EXERCISE
Print the lines below exactly as they are, leaving out the pictures.
────────
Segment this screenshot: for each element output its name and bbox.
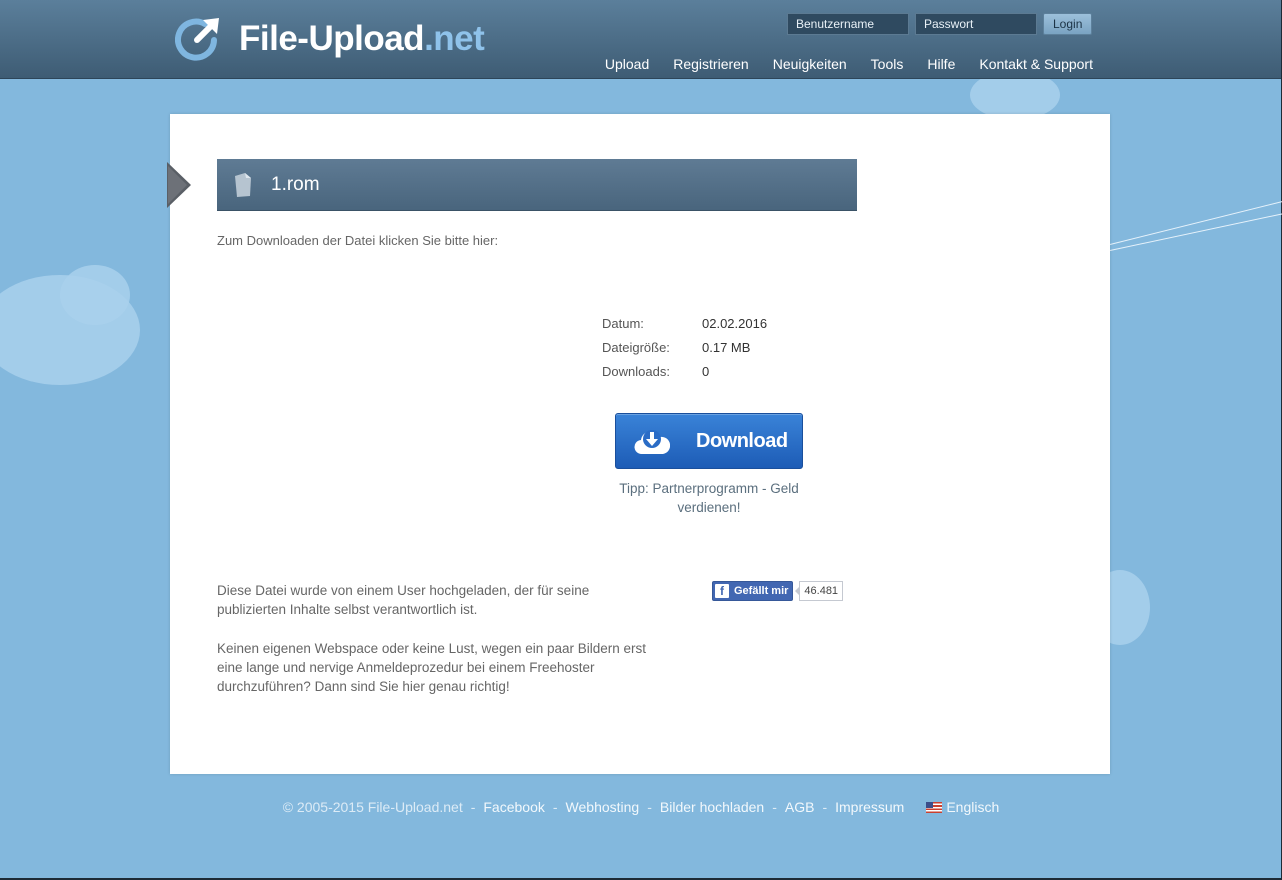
language-switch[interactable]: Englisch <box>926 799 999 815</box>
footer-separator: - <box>822 799 828 815</box>
facebook-icon: f <box>715 584 729 598</box>
site-footer: © 2005-2015 File-Upload.net - Facebook -… <box>0 799 1282 815</box>
download-button[interactable]: Download <box>615 413 803 469</box>
cloud-decoration <box>60 265 130 325</box>
main-nav: Upload Registrieren Neuigkeiten Tools Hi… <box>605 56 1093 72</box>
footer-separator: - <box>772 799 777 815</box>
nav-register[interactable]: Registrieren <box>673 56 748 72</box>
footer-link-webhosting[interactable]: Webhosting <box>566 799 640 815</box>
file-name: 1.rom <box>271 174 320 195</box>
footer-copyright: © 2005-2015 File-Upload.net <box>282 799 463 815</box>
footer-link-imprint[interactable]: Impressum <box>835 799 904 815</box>
meta-label: Dateigröße: <box>602 339 670 355</box>
nav-news[interactable]: Neuigkeiten <box>773 56 847 72</box>
logo-text: File-Upload.net <box>239 19 485 59</box>
partner-program-link[interactable]: Tipp: Partnerprogramm - Geld verdienen! <box>610 479 808 517</box>
footer-link-facebook[interactable]: Facebook <box>483 799 544 815</box>
language-label: Englisch <box>946 799 1000 815</box>
site-header: File-Upload.net Login Upload Registriere… <box>0 0 1281 79</box>
facebook-like-widget: f Gefällt mir 46.481 <box>712 581 844 601</box>
facebook-like-label: Gefällt mir <box>734 585 789 597</box>
meta-row-downloads: Downloads: 0 <box>602 359 767 383</box>
nav-help[interactable]: Hilfe <box>927 56 955 72</box>
nav-contact[interactable]: Kontakt & Support <box>979 56 1093 72</box>
upload-arrow-icon <box>175 18 219 61</box>
footer-link-agb[interactable]: AGB <box>785 799 815 815</box>
service-pitch: Keinen eigenen Webspace oder keine Lust,… <box>217 641 647 694</box>
meta-label: Downloads: <box>602 363 670 379</box>
nav-upload[interactable]: Upload <box>605 56 649 72</box>
file-title-bar: 1.rom <box>217 159 857 211</box>
download-label: Download <box>696 430 788 452</box>
footer-separator: - <box>552 799 558 815</box>
logo-tld: .net <box>424 19 485 58</box>
file-meta: Datum: 02.02.2016 Dateigröße: 0.17 MB Do… <box>602 311 767 383</box>
meta-value: 0 <box>702 363 710 379</box>
meta-label: Datum: <box>602 315 644 331</box>
password-field[interactable] <box>915 13 1037 35</box>
footer-separator: - <box>470 799 476 815</box>
content-card: 1.rom Zum Downloaden der Datei klicken S… <box>167 114 1110 774</box>
us-flag-icon <box>926 802 943 813</box>
nav-tools[interactable]: Tools <box>871 56 904 72</box>
meta-value: 02.02.2016 <box>702 315 768 331</box>
meta-row-date: Datum: 02.02.2016 <box>602 311 767 335</box>
footer-link-image-upload[interactable]: Bilder hochladen <box>660 799 764 815</box>
contrail-decoration <box>1109 200 1282 245</box>
username-field[interactable] <box>787 13 909 35</box>
meta-row-size: Dateigröße: 0.17 MB <box>602 335 767 359</box>
site-logo[interactable]: File-Upload.net <box>175 16 485 62</box>
logo-name: File-Upload <box>239 19 425 58</box>
contrail-decoration <box>1109 212 1282 251</box>
login-form: Login <box>787 13 1093 35</box>
cloud-download-icon <box>634 430 670 455</box>
download-instruction: Zum Downloaden der Datei klicken Sie bit… <box>217 233 499 248</box>
login-button[interactable]: Login <box>1043 13 1093 35</box>
facebook-like-button[interactable]: f Gefällt mir <box>712 581 794 601</box>
file-icon <box>235 173 251 197</box>
title-arrow-decoration <box>167 162 191 208</box>
facebook-like-count: 46.481 <box>795 581 844 601</box>
footer-separator: - <box>647 799 652 815</box>
meta-value: 0.17 MB <box>702 339 751 355</box>
upload-disclaimer: Diese Datei wurde von einem User hochgel… <box>217 583 590 617</box>
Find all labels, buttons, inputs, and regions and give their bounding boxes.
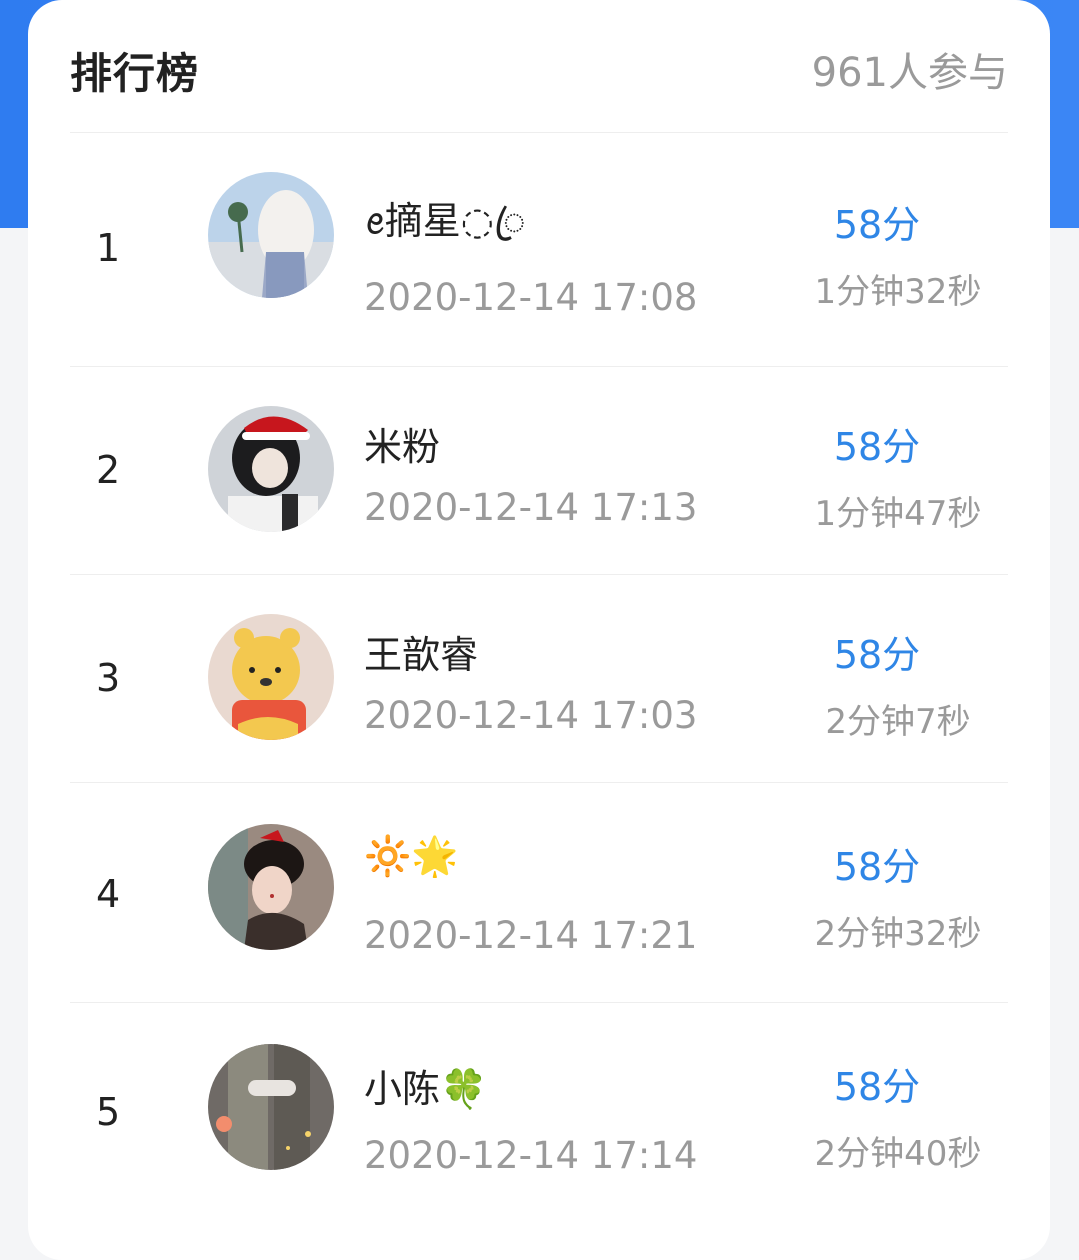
- duration: 2分钟40秒: [814, 1134, 982, 1174]
- rank-number: 2: [96, 448, 121, 492]
- leaderboard-header: 排行榜 961人参与: [70, 0, 1008, 133]
- participant-count: 961人参与: [811, 50, 1008, 96]
- score: 58分: [833, 633, 921, 677]
- rank-number: 3: [96, 656, 121, 700]
- avatar[interactable]: [208, 614, 334, 740]
- leaderboard-row[interactable]: 1 ꫀ摘星◌ꦿ 2020-12-14 17:08 58分 1分钟32秒: [70, 132, 1008, 367]
- leaderboard-card: 排行榜 961人参与 1 ꫀ摘星◌ꦿ 2020-12-14 17:08 58分 …: [28, 0, 1050, 1260]
- score: 58分: [833, 1065, 921, 1109]
- duration: 1分钟47秒: [814, 494, 982, 534]
- submit-time: 2020-12-14 17:08: [364, 276, 698, 319]
- leaderboard-row[interactable]: 3 王歆睿 2020-12-14 17:03 58分 2分钟7秒: [70, 574, 1008, 783]
- duration: 2分钟7秒: [825, 702, 971, 742]
- score: 58分: [833, 425, 921, 469]
- avatar[interactable]: [208, 1044, 334, 1170]
- submit-time: 2020-12-14 17:13: [364, 486, 698, 529]
- user-name: 王歆睿: [364, 633, 479, 677]
- duration: 2分钟32秒: [814, 914, 982, 954]
- leaderboard-title: 排行榜: [70, 49, 200, 98]
- submit-time: 2020-12-14 17:14: [364, 1134, 698, 1177]
- score: 58分: [833, 203, 921, 247]
- duration: 1分钟32秒: [814, 272, 982, 312]
- submit-time: 2020-12-14 17:21: [364, 914, 698, 957]
- rank-number: 5: [96, 1090, 121, 1134]
- user-name: 🔆🌟: [364, 834, 459, 878]
- user-name: 小陈🍀: [364, 1067, 488, 1111]
- user-name: 米粉: [364, 425, 441, 469]
- leaderboard-row[interactable]: 2 米粉 2020-12-14 17:13 58分 1分钟47秒: [70, 366, 1008, 575]
- leaderboard-row[interactable]: 5 小陈🍀 2020-12-14 17:14 58分 2分钟40秒: [70, 1002, 1008, 1218]
- rank-number: 4: [96, 872, 121, 916]
- user-name: ꫀ摘星◌ꦿ: [364, 199, 526, 243]
- avatar[interactable]: [208, 824, 334, 950]
- submit-time: 2020-12-14 17:03: [364, 694, 698, 737]
- leaderboard-row[interactable]: 4 🔆🌟 2020-12-14 17:21 58分 2分钟32秒: [70, 782, 1008, 1003]
- avatar[interactable]: [208, 172, 334, 298]
- score: 58分: [833, 845, 921, 889]
- rank-number: 1: [96, 226, 121, 270]
- avatar[interactable]: [208, 406, 334, 532]
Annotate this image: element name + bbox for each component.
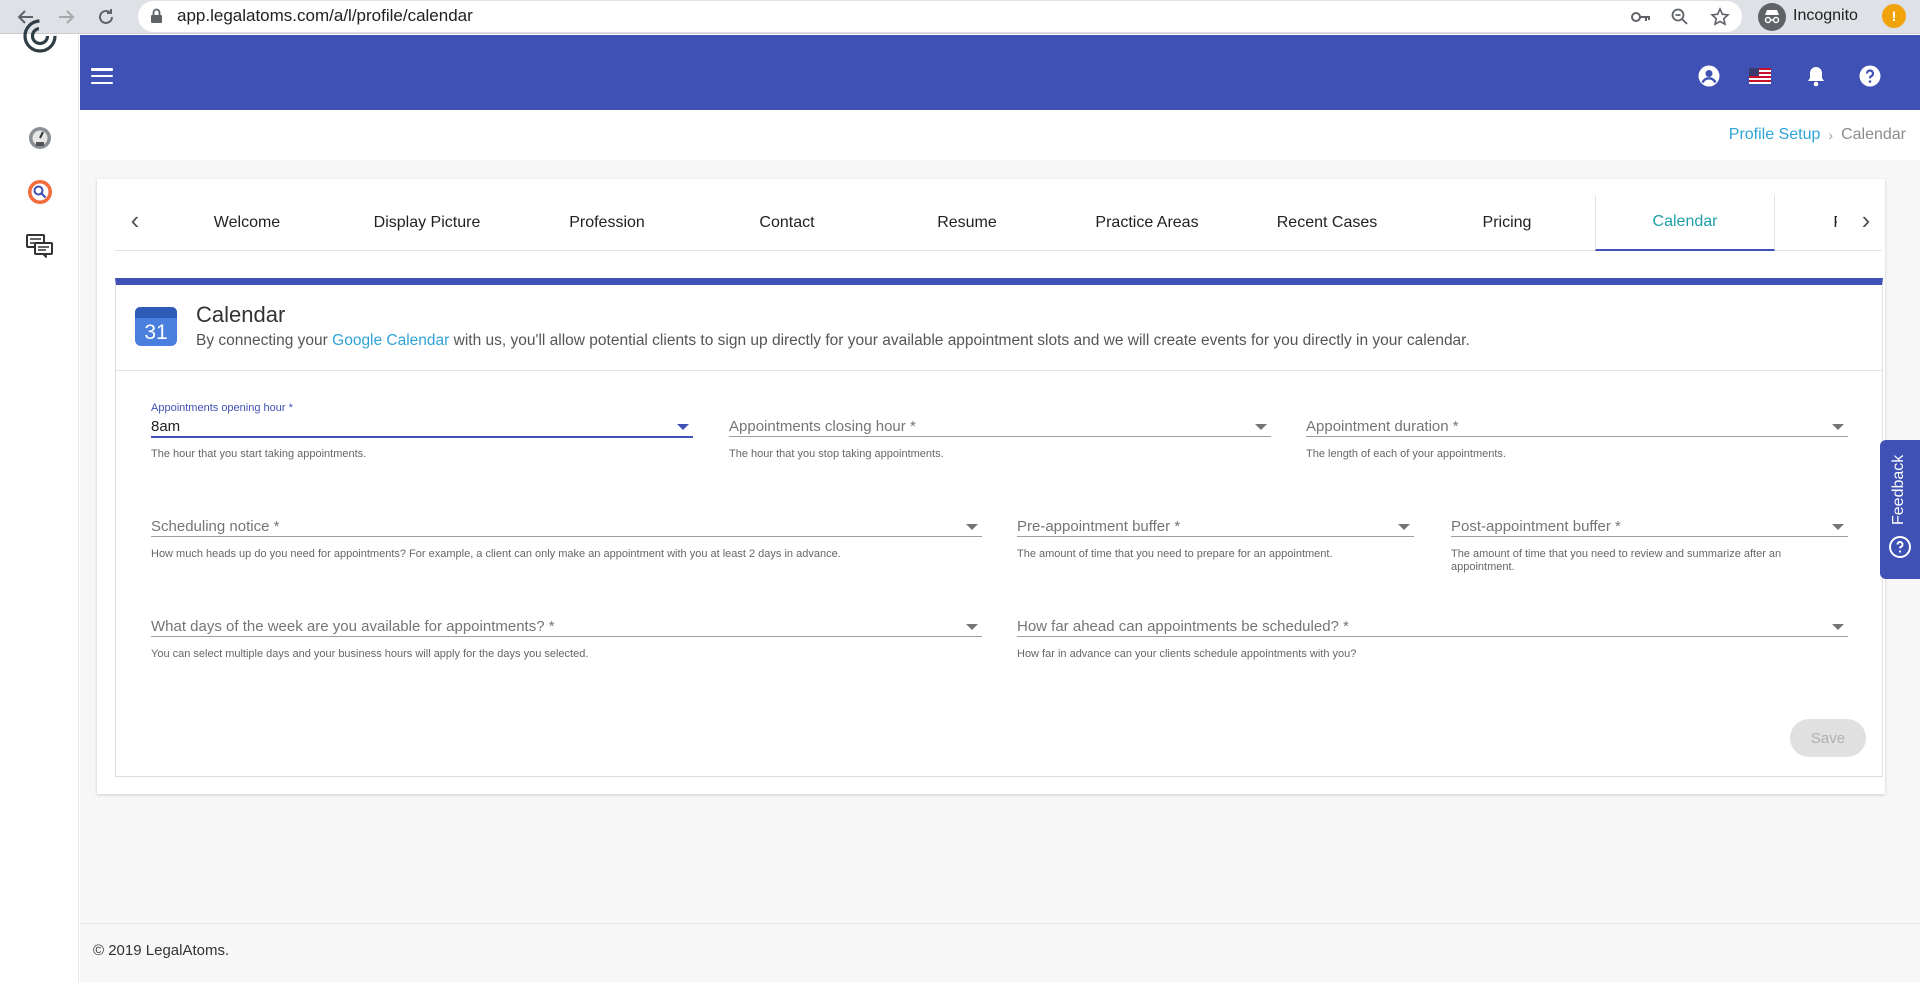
────────
FINAL RESULT
Segment this screenshot: for each element output its name and bbox.
language-switch[interactable]: Englisch <box>926 799 999 815</box>
footer-separator: - <box>822 799 828 815</box>
facebook-icon: f <box>715 584 729 598</box>
site-footer: © 2005-2015 File-Upload.net - Facebook -… <box>0 799 1282 815</box>
download-button[interactable]: Download <box>615 413 803 469</box>
cloud-decoration <box>60 265 130 325</box>
main-nav: Upload Registrieren Neuigkeiten Tools Hi… <box>605 56 1093 72</box>
footer-separator: - <box>772 799 777 815</box>
nav-register[interactable]: Registrieren <box>673 56 748 72</box>
footer-link-webhosting[interactable]: Webhosting <box>566 799 640 815</box>
file-name: 1.rom <box>271 174 320 195</box>
footer-copyright: © 2005-2015 File-Upload.net <box>282 799 463 815</box>
footer-link-imprint[interactable]: Impressum <box>835 799 904 815</box>
meta-label: Dateigröße: <box>602 339 670 355</box>
nav-news[interactable]: Neuigkeiten <box>773 56 847 72</box>
logo-text: File-Upload.net <box>239 19 485 59</box>
partner-program-link[interactable]: Tipp: Partnerprogramm - Geld verdienen! <box>610 479 808 517</box>
footer-link-facebook[interactable]: Facebook <box>483 799 544 815</box>
language-label: Englisch <box>946 799 1000 815</box>
site-header: File-Upload.net Login Upload Registriere… <box>0 0 1281 79</box>
facebook-like-widget: f Gefällt mir 46.481 <box>712 581 844 601</box>
facebook-like-label: Gefällt mir <box>734 585 789 597</box>
meta-row-downloads: Downloads: 0 <box>602 359 767 383</box>
nav-help[interactable]: Hilfe <box>927 56 955 72</box>
nav-contact[interactable]: Kontakt & Support <box>979 56 1093 72</box>
upload-arrow-icon <box>175 18 219 61</box>
footer-link-agb[interactable]: AGB <box>785 799 815 815</box>
service-pitch: Keinen eigenen Webspace oder keine Lust,… <box>217 641 647 694</box>
meta-label: Downloads: <box>602 363 670 379</box>
nav-upload[interactable]: Upload <box>605 56 649 72</box>
file-title-bar: 1.rom <box>217 159 857 211</box>
download-label: Download <box>696 430 788 452</box>
footer-separator: - <box>552 799 558 815</box>
logo-tld: .net <box>424 19 485 58</box>
file-meta: Datum: 02.02.2016 Dateigröße: 0.17 MB Do… <box>602 311 767 383</box>
meta-value: 0 <box>702 363 710 379</box>
meta-label: Datum: <box>602 315 644 331</box>
password-field[interactable] <box>915 13 1037 35</box>
footer-separator: - <box>470 799 476 815</box>
content-card: 1.rom Zum Downloaden der Datei klicken S… <box>167 114 1110 774</box>
us-flag-icon <box>926 802 943 813</box>
nav-tools[interactable]: Tools <box>871 56 904 72</box>
meta-value: 02.02.2016 <box>702 315 768 331</box>
meta-row-date: Datum: 02.02.2016 <box>602 311 767 335</box>
footer-link-image-upload[interactable]: Bilder hochladen <box>660 799 764 815</box>
contrail-decoration <box>1109 200 1282 245</box>
username-field[interactable] <box>787 13 909 35</box>
meta-row-size: Dateigröße: 0.17 MB <box>602 335 767 359</box>
site-logo[interactable]: File-Upload.net <box>175 16 485 62</box>
logo-name: File-Upload <box>239 19 425 58</box>
contrail-decoration <box>1109 212 1282 251</box>
login-form: Login <box>787 13 1093 35</box>
cloud-download-icon <box>634 430 670 455</box>
download-instruction: Zum Downloaden der Datei klicken Sie bit… <box>217 233 499 248</box>
login-button[interactable]: Login <box>1043 13 1093 35</box>
facebook-like-button[interactable]: f Gefällt mir <box>712 581 794 601</box>
file-icon <box>235 173 251 197</box>
title-arrow-decoration <box>167 162 191 208</box>
facebook-like-count: 46.481 <box>795 581 844 601</box>
footer-separator: - <box>647 799 652 815</box>
meta-value: 0.17 MB <box>702 339 751 355</box>
upload-disclaimer: Diese Datei wurde von einem User hochgel… <box>217 583 590 617</box>
Find all labels, buttons, inputs, and regions and give their bounding boxes.
- duration: 2分钟40秒: [814, 1134, 982, 1174]
- rank-number: 2: [96, 448, 121, 492]
- leaderboard-header: 排行榜 961人参与: [70, 0, 1008, 133]
- participant-count: 961人参与: [811, 50, 1008, 96]
- score: 58分: [833, 633, 921, 677]
- rank-number: 3: [96, 656, 121, 700]
- avatar[interactable]: [208, 614, 334, 740]
- leaderboard-row[interactable]: 1 ꫀ摘星◌ꦿ 2020-12-14 17:08 58分 1分钟32秒: [70, 132, 1008, 367]
- leaderboard-card: 排行榜 961人参与 1 ꫀ摘星◌ꦿ 2020-12-14 17:08 58分 …: [28, 0, 1050, 1260]
- score: 58分: [833, 1065, 921, 1109]
- duration: 1分钟47秒: [814, 494, 982, 534]
- submit-time: 2020-12-14 17:08: [364, 276, 698, 319]
- leaderboard-row[interactable]: 3 王歆睿 2020-12-14 17:03 58分 2分钟7秒: [70, 574, 1008, 783]
- duration: 2分钟7秒: [825, 702, 971, 742]
- score: 58分: [833, 425, 921, 469]
- avatar[interactable]: [208, 1044, 334, 1170]
- submit-time: 2020-12-14 17:13: [364, 486, 698, 529]
- user-name: 王歆睿: [364, 633, 479, 677]
- duration: 2分钟32秒: [814, 914, 982, 954]
- leaderboard-title: 排行榜: [70, 49, 200, 98]
- submit-time: 2020-12-14 17:14: [364, 1134, 698, 1177]
- score: 58分: [833, 203, 921, 247]
- duration: 1分钟32秒: [814, 272, 982, 312]
- submit-time: 2020-12-14 17:21: [364, 914, 698, 957]
- rank-number: 5: [96, 1090, 121, 1134]
- user-name: 🔆🌟: [364, 834, 459, 878]
- user-name: 小陈🍀: [364, 1067, 488, 1111]
- user-name: 米粉: [364, 425, 441, 469]
- leaderboard-row[interactable]: 2 米粉 2020-12-14 17:13 58分 1分钟47秒: [70, 366, 1008, 575]
- leaderboard-row[interactable]: 5 小陈🍀 2020-12-14 17:14 58分 2分钟40秒: [70, 1002, 1008, 1218]
- rank-number: 4: [96, 872, 121, 916]
- user-name: ꫀ摘星◌ꦿ: [364, 199, 526, 243]
- avatar[interactable]: [208, 824, 334, 950]
- submit-time: 2020-12-14 17:03: [364, 694, 698, 737]
- leaderboard-row[interactable]: 4 🔆🌟 2020-12-14 17:21 58分 2分钟32秒: [70, 782, 1008, 1003]
- avatar[interactable]: [208, 172, 334, 298]
- score: 58分: [833, 845, 921, 889]
- rank-number: 1: [96, 226, 121, 270]
- avatar[interactable]: [208, 406, 334, 532]
Annotate this image: element name + bbox for each component.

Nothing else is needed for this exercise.